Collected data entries
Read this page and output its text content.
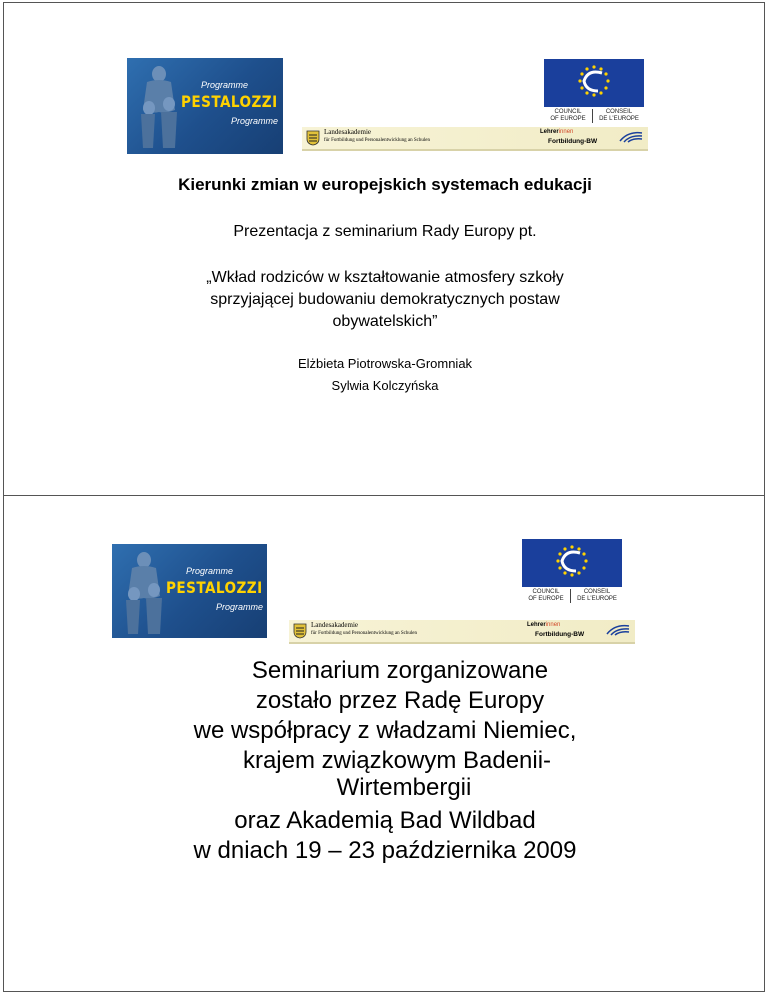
Programme
PESTALOZZI
Programme
COUNCIL
OF EUROPE
CONSEIL
DE L'EUROPE
Landesakademie
für Fortbildung und Personalentwicklung an Schulen
Lehrerinnen
Fortbildung-BW
Kierunki zmian w europejskich systemach edukacji
Prezentacja z seminarium Rady Europy pt.
„Wkład rodziców w kształtowanie atmosfery szkoły
sprzyjającej budowaniu demokratycznych postaw
obywatelskich”
Elżbieta Piotrowska-Gromniak
Sylwia Kolczyńska
Programme
PESTALOZZI
Programme
COUNCIL
OF EUROPE
CONSEIL
DE L'EUROPE
Landesakademie
für Fortbildung und Personalentwicklung an Schulen
Lehrerinnen
Fortbildung-BW
Seminarium zorganizowane
zostało przez Radę Europy
we współpracy z władzami Niemiec,
krajem związkowym Badenii-
Wirtembergii
oraz Akademią Bad Wildbad
w dniach 19 – 23 października 2009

**YOUR INSTRUCTIONS:** Copy every entry word for word, but omit the pictures.

**THE COMPLETED TASK:**
Read this page and output its text content.
Programme
PESTALOZZI
Programme
COUNCIL
OF EUROPE
CONSEIL
DE L'EUROPE
Landesakademie
für Fortbildung und Personalentwicklung an Schulen
Lehrerinnen
Fortbildung-BW
Kierunki zmian w europejskich systemach edukacji
Prezentacja z seminarium Rady Europy pt.
„Wkład rodziców w kształtowanie atmosfery szkoły
sprzyjającej budowaniu demokratycznych postaw
obywatelskich”
Elżbieta Piotrowska-Gromniak
Sylwia Kolczyńska
Programme
PESTALOZZI
Programme
COUNCIL
OF EUROPE
CONSEIL
DE L'EUROPE
Landesakademie
für Fortbildung und Personalentwicklung an Schulen
Lehrerinnen
Fortbildung-BW
Seminarium zorganizowane
zostało przez Radę Europy
we współpracy z władzami Niemiec,
krajem związkowym Badenii-
Wirtembergii
oraz Akademią Bad Wildbad
w dniach 19 – 23 października 2009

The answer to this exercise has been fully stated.